| WORK TO DO |
Report how many lines of the listing below include the word "this". Give nothing but the number.

| MATERIAL FOR THE TASK |
-=-=-=-=-

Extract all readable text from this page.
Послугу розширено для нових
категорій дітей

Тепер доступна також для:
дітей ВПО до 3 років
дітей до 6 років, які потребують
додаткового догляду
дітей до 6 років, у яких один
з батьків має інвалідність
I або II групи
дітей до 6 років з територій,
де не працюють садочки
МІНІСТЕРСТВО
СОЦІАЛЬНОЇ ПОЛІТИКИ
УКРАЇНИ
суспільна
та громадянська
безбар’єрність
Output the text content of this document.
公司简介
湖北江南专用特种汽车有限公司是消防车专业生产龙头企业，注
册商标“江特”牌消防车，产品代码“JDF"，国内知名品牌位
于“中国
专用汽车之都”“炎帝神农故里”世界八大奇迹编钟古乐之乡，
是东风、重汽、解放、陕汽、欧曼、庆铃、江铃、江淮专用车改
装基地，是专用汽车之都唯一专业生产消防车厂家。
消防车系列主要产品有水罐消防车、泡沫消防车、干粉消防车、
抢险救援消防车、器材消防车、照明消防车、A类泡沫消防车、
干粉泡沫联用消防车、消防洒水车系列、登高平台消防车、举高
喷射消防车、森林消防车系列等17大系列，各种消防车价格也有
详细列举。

-=-=-=-=-

| RESULT |
2